— EXCERPTED TEXT —
9.2.3 any person (as such term is used in Section 13(d) of the Securities Exchange Act of 1934 (1934 Act) shall, as a result of a tender or exchange offer, open market purchases, privately negotiated purchases or otherwise, have become the beneficial owner (within the meaning of Rule 13d-3 under the 1934 Act), directly or indirectly, of securities of Mentor Graphics ordinarily having the right to vote in the election of directors (Voting Securities) representing twenty percent (20%) or more of the combined voting power of the then outstanding Voting Securities.

10. LIMITED STOCK APPRECIATION RIGHTS.

10.1 Each option granted under the Plan shall include a related limited stock appreciation right.

10.2 Limited stock appreciation rights shall be exercisable only during the 60 calendar days immediately following a Change in Control and only if the immediate resale of shares acquired upon exercise of the related option would subject the optionee to liability under Section 16(b) of the 1934 Act, provided, however, that a limited stock appreciation right may not be exercised within six months of its date of grant. Upon exercise of a limited stock appreciation right, the option or portion thereof to which the right relates must be surrendered. The shares subject to an option or portion thereof that is surrendered upon exercise of a limited stock appreciation right shall not be available for future option grants under the Plan.

10.3 Each limited stock appreciation right shall entitle the holder to receive from Mentor Graphics an amount equal to the excess of the fair market value at the time of exercise of one share of Mentor Graphics Common Stock over the option price per share under the related option, multiplied by the number of shares covered by the related option or portion of the related option.

— WORK INSTRUCTIONS —
Carry on the stock option plan excerpt from the end of section 10.3, in the same drafting style.

— DATASET EXTRACT —

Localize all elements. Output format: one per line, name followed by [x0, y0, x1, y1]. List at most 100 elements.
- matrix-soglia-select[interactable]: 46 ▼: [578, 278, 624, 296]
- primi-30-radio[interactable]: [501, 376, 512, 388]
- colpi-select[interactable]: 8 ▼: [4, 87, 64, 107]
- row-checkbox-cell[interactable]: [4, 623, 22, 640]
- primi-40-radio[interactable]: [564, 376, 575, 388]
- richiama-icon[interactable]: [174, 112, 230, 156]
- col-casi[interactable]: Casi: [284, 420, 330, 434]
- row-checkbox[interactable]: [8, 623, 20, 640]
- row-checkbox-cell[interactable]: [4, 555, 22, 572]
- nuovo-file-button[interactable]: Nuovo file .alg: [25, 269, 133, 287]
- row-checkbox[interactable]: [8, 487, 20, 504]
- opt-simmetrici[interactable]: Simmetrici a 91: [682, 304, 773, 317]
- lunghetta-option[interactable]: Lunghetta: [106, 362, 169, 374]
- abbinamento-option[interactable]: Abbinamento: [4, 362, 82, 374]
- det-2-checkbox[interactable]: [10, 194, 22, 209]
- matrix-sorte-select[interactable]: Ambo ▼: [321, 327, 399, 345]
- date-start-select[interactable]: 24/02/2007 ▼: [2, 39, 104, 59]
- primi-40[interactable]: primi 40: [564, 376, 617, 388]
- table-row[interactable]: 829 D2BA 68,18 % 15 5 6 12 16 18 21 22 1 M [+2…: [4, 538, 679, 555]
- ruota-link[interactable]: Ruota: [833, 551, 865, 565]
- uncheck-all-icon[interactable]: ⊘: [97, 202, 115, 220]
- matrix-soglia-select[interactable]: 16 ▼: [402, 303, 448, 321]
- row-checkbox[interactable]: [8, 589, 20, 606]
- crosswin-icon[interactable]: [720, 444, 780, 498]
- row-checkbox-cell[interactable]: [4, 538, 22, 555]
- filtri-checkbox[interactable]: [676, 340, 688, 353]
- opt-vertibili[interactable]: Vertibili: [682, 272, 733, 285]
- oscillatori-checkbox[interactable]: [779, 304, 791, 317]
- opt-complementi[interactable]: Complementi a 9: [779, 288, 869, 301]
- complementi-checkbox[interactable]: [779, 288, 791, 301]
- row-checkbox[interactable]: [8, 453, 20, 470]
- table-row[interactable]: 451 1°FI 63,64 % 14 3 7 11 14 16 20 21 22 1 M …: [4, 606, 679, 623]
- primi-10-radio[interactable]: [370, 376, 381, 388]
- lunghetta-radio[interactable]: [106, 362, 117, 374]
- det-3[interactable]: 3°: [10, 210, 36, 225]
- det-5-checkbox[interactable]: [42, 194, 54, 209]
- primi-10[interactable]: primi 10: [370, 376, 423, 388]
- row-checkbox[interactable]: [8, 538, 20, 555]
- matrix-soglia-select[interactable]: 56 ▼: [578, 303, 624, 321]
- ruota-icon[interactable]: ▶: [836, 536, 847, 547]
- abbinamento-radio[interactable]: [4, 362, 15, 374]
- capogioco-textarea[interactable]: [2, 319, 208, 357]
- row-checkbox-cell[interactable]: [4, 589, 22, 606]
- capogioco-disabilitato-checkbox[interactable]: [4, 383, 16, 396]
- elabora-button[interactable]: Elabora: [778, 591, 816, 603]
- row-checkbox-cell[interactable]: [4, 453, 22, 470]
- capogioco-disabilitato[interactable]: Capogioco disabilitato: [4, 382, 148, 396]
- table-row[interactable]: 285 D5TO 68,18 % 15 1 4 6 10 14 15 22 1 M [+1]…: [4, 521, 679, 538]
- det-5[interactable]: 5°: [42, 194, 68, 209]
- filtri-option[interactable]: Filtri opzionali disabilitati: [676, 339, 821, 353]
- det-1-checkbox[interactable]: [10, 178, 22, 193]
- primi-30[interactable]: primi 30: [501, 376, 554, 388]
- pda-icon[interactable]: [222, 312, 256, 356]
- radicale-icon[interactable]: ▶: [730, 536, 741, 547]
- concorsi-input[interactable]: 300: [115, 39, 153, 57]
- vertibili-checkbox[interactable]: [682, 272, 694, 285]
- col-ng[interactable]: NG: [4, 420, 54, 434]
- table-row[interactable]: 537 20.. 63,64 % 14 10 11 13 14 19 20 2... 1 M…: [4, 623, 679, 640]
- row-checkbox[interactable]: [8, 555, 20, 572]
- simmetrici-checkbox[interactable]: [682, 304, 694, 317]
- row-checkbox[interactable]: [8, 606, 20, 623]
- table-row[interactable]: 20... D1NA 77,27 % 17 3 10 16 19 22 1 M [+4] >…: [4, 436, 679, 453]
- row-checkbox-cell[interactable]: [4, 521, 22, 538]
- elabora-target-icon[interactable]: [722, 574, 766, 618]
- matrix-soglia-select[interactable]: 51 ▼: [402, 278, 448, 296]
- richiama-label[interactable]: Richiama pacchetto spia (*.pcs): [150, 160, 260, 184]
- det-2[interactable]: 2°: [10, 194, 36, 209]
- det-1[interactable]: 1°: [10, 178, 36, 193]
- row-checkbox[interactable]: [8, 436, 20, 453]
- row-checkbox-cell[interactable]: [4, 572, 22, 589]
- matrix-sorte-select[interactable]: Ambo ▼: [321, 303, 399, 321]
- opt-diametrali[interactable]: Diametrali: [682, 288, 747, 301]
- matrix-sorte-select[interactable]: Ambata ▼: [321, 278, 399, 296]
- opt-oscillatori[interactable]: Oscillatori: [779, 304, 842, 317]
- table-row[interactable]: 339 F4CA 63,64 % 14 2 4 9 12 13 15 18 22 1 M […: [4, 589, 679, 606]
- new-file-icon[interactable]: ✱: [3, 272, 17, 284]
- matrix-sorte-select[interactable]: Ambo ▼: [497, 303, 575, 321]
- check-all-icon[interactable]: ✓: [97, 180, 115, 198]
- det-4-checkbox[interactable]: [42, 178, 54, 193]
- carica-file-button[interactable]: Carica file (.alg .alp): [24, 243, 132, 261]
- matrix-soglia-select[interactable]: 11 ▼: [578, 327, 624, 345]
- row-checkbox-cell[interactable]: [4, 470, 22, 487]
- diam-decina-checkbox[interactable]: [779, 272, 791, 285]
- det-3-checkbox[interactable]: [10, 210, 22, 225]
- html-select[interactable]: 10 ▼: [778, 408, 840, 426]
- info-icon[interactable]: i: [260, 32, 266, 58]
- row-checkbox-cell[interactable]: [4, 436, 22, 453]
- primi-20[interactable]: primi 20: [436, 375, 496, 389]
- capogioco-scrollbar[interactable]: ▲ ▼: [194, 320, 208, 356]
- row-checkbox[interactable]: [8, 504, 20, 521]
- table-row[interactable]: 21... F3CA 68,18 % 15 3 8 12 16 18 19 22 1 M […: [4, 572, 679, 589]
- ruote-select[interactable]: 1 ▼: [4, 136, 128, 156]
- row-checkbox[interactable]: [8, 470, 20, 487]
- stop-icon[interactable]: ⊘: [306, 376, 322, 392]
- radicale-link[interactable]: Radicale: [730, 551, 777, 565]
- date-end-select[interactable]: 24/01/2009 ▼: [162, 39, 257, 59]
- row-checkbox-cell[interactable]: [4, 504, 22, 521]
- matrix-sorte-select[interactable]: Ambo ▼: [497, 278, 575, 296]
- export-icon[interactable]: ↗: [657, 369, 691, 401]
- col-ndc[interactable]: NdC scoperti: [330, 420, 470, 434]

— ANSWER FOR THIS EXERCISE —
10.4 Payment upon exercise of a limited stock appreciation right by Mentor Graphics may be made only in cash.

10.5 Limited stock appreciation rights may not be assigned or transferred except on death, by will or operation of law and may be exercised only by the holder or by a successor or representative after death.

11. AGREEMENT.

Each option shall be evidenced by a stock option agreement which shall set forth the number of shares for which the option was granted, the provisions called for in sections 7, 9 and 10 relating to the option, and such other terms and conditions consistent with the Plan as the Committee shall determine from time to time. Each restricted stock award shall be evidenced by a restricted stock agreement which shall set forth the number of shares of restricted stock awarded, the provisions called for in sections 8 and 9 relating to the award, and such other terms and conditions consistent with the Plan as the Committee shall determine from time to time.

12. CHANGES IN CAPITAL STRUCTURE.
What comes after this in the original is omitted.